┌──

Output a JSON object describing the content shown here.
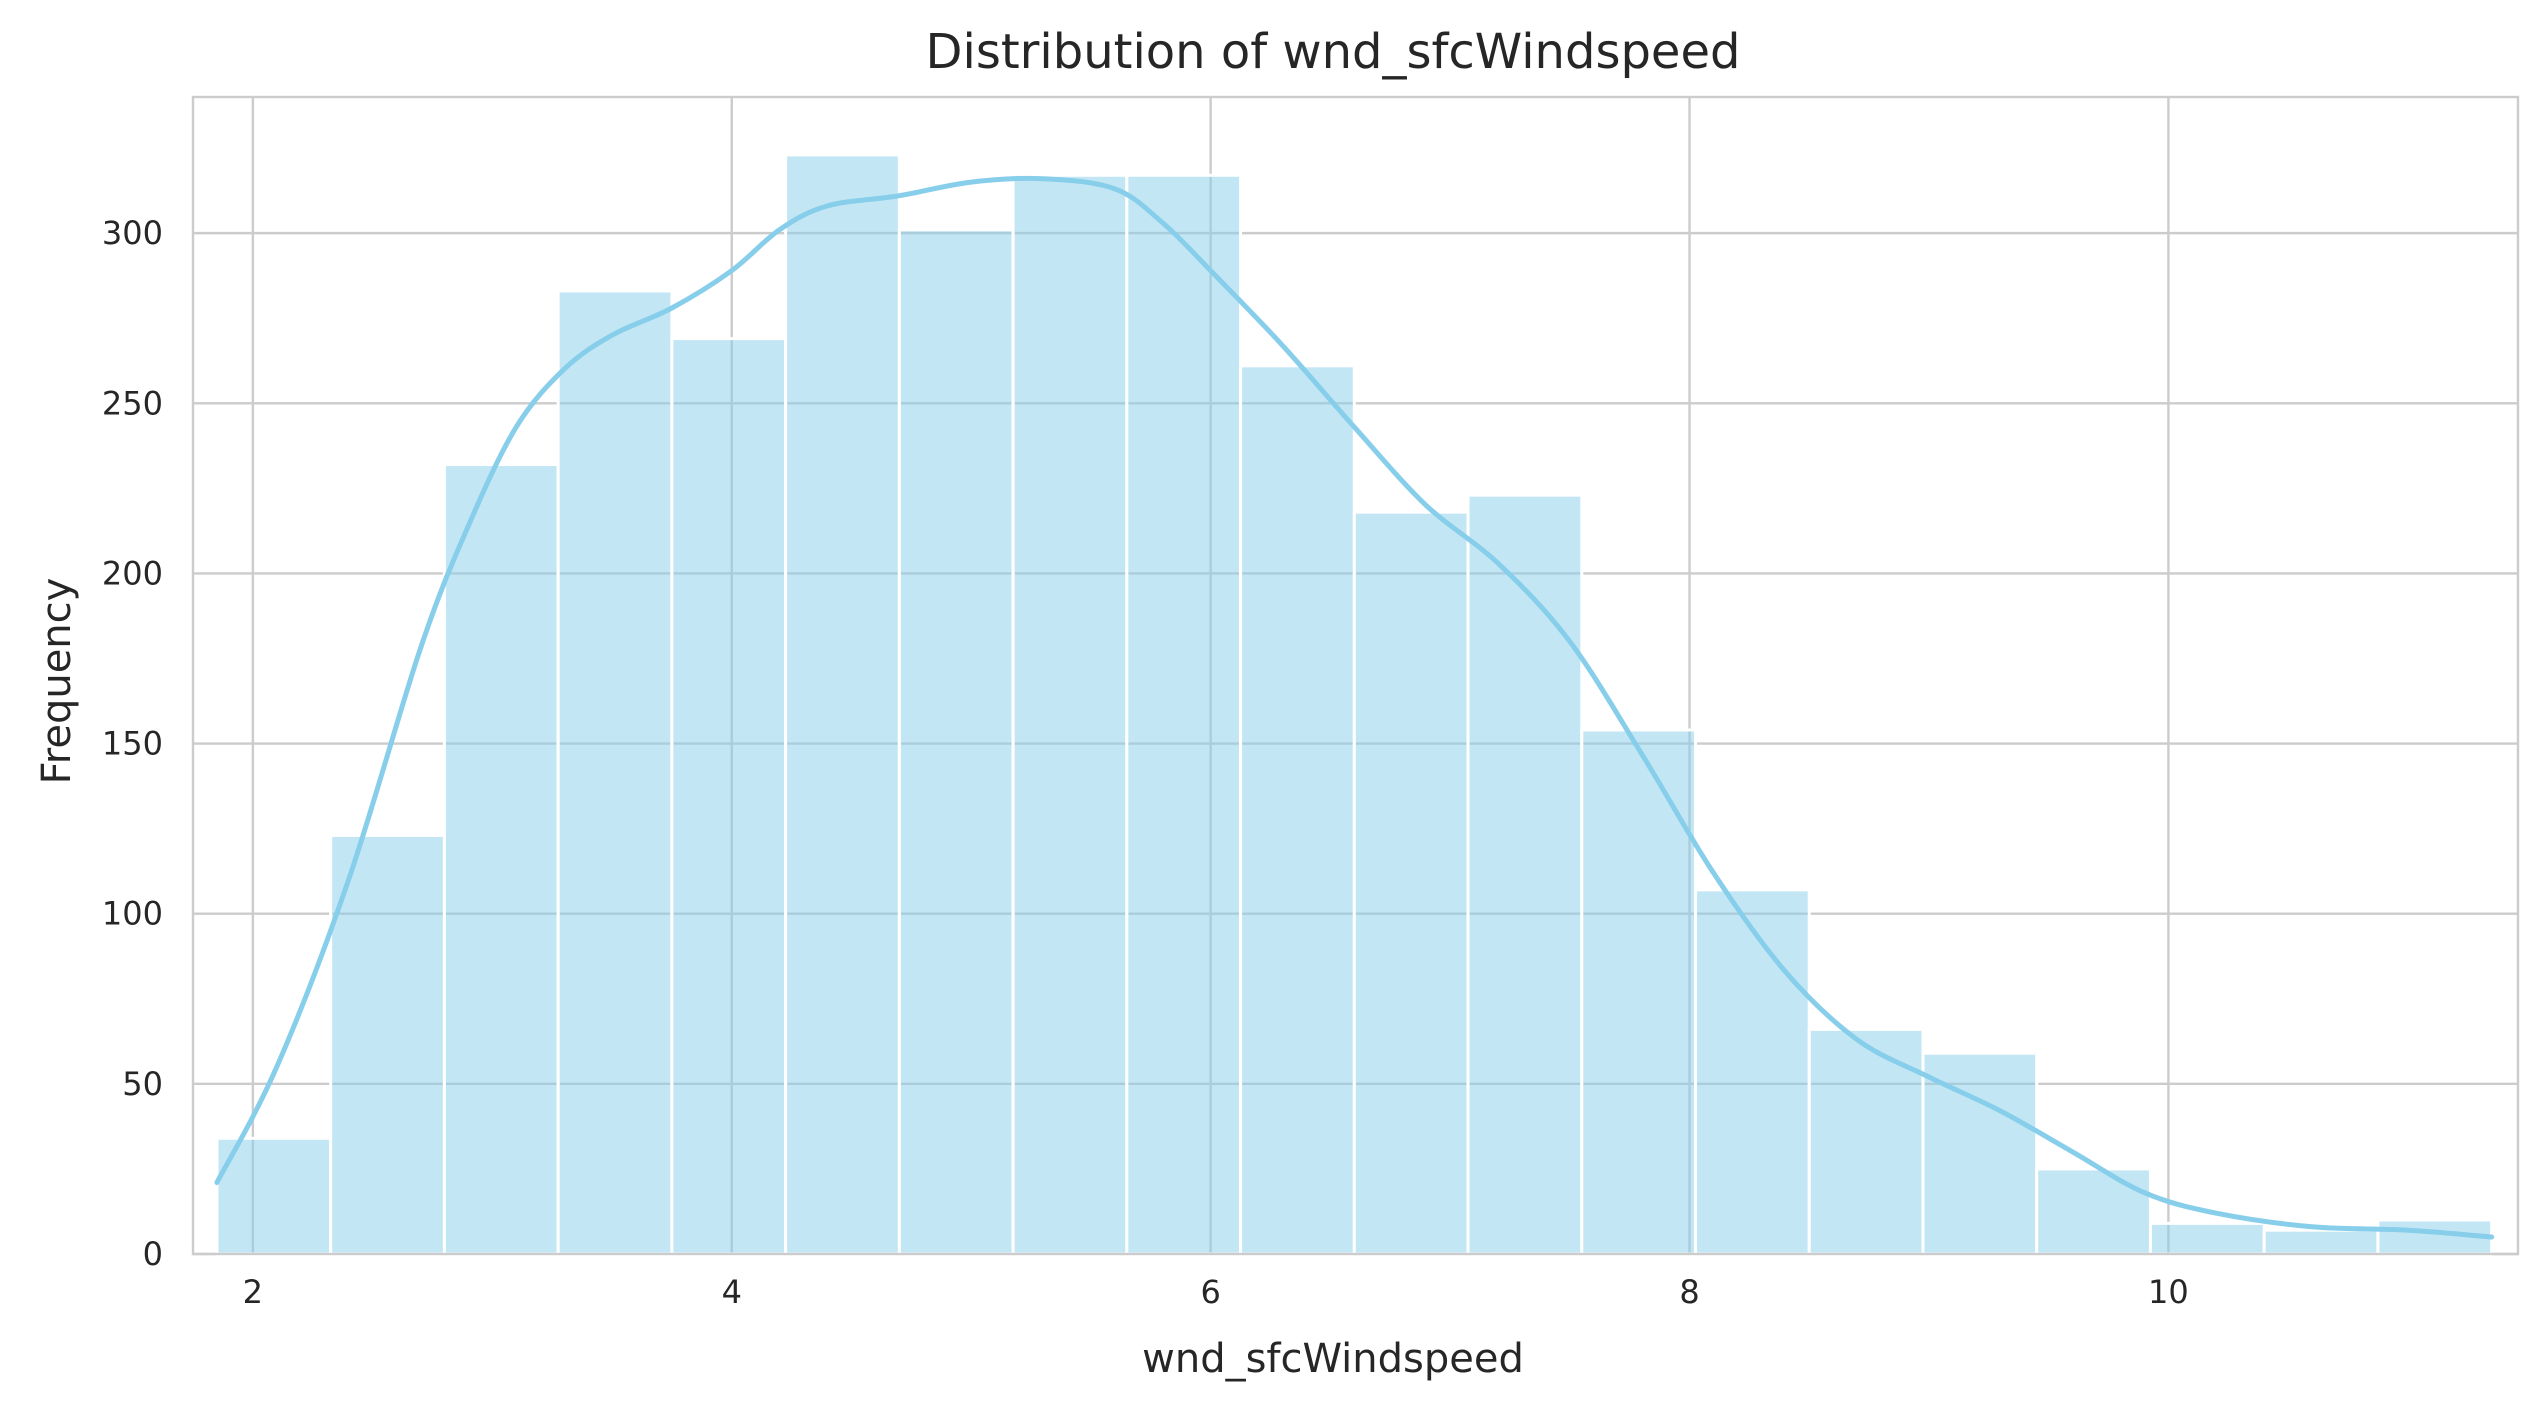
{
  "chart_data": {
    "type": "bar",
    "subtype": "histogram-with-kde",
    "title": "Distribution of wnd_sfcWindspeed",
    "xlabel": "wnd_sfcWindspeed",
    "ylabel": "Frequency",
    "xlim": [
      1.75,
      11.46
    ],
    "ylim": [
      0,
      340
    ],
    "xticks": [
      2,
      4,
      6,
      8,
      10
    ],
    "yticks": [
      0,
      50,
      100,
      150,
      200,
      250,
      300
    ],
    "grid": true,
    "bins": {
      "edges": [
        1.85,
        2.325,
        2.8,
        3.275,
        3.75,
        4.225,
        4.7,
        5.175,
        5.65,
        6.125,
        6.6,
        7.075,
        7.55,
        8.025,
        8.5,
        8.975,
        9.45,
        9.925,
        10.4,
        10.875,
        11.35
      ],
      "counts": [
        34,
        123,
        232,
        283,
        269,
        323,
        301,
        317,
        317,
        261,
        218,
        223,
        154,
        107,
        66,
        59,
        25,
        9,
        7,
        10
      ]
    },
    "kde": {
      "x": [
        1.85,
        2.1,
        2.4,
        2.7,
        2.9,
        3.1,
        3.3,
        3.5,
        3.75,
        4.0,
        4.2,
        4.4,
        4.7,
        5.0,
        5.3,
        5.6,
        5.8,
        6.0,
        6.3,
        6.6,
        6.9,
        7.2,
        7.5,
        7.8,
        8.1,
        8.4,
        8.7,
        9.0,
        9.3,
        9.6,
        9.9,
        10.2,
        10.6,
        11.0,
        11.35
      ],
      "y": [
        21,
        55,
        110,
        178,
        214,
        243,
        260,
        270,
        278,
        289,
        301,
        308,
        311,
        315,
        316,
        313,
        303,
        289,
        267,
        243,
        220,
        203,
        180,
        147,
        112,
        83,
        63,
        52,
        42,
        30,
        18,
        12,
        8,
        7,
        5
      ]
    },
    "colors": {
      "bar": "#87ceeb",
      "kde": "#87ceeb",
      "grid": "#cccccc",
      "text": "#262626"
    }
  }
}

└──
┌──

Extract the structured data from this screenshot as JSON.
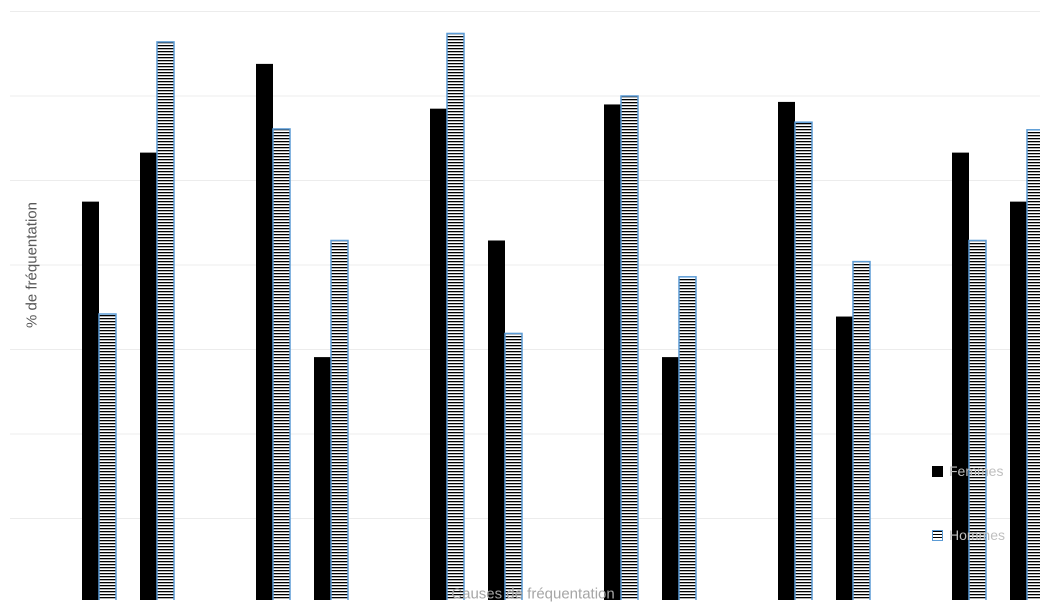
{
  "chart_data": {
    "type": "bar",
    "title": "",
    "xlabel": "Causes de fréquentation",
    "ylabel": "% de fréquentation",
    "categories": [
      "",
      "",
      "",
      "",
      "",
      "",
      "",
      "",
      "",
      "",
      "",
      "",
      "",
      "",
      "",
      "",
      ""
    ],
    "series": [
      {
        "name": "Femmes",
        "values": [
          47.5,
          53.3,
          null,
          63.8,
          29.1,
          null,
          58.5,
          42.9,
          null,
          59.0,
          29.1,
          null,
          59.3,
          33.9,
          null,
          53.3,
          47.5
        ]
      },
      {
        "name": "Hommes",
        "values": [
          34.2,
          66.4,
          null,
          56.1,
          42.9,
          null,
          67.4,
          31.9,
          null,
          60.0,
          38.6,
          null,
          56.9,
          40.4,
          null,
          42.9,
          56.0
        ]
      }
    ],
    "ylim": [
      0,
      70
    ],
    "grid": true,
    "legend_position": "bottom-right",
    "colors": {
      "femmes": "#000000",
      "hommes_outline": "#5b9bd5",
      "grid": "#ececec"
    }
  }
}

└──

Return only the number of lines in the data above that include the word "grid".

• [Written response] 4